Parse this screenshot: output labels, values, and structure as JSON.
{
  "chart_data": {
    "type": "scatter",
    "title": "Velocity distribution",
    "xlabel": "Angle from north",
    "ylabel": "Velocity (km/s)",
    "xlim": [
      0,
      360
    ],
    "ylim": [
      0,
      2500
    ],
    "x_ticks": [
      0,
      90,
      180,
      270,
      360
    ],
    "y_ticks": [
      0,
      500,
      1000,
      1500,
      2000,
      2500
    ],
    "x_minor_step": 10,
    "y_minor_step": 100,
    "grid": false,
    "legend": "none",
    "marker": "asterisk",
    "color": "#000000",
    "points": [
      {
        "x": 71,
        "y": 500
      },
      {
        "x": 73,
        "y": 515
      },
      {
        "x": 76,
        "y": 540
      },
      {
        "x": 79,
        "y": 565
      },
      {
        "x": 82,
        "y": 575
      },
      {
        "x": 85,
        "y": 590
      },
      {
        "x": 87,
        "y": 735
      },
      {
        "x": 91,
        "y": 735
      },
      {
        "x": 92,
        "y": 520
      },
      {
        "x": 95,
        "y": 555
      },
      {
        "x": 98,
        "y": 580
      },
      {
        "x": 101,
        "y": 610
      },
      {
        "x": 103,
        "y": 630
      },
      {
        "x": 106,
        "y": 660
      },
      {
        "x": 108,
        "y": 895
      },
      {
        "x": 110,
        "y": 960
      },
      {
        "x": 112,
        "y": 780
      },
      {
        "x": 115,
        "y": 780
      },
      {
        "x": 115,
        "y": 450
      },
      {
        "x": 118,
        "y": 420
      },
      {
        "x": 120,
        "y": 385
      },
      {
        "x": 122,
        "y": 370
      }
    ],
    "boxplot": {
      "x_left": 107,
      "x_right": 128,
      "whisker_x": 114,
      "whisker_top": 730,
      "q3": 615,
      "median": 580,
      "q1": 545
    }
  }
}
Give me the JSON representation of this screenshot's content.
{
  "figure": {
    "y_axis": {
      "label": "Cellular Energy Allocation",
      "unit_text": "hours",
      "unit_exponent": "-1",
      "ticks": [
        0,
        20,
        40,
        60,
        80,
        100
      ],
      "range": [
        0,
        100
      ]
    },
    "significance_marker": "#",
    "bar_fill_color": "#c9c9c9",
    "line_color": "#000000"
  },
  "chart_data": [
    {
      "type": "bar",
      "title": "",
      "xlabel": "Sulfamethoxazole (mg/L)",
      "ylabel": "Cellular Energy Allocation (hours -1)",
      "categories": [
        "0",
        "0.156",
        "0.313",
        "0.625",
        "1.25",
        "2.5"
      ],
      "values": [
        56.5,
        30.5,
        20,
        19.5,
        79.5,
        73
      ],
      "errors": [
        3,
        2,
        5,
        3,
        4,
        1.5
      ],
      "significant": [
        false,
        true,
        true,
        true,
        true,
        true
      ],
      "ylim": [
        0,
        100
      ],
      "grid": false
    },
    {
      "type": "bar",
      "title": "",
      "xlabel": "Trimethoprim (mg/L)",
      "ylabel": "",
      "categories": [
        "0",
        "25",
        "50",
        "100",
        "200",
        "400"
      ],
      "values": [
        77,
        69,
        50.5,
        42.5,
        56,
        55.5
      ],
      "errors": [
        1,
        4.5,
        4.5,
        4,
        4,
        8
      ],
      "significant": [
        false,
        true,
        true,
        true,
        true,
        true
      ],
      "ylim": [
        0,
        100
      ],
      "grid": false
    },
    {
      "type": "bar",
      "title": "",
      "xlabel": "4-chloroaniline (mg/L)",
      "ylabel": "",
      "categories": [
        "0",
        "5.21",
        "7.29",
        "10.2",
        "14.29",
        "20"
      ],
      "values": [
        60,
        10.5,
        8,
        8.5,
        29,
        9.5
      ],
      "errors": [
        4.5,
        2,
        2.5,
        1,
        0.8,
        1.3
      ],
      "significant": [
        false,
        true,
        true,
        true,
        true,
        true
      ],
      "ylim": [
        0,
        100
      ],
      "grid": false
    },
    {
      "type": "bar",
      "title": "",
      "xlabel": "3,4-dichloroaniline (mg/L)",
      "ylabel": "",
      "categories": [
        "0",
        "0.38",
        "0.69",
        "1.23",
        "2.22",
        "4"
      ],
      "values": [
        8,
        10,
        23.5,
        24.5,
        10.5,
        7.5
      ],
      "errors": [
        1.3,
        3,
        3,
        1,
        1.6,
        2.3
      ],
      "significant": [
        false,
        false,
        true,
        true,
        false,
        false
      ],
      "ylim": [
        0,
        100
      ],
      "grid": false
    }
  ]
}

━━━━━━━━━━━━━━━━

Gather each line in the data that holds the string "JSON".

Parse this screenshot: output labels, values, and structure as JSON.
Give me the JSON representation of this screenshot's content.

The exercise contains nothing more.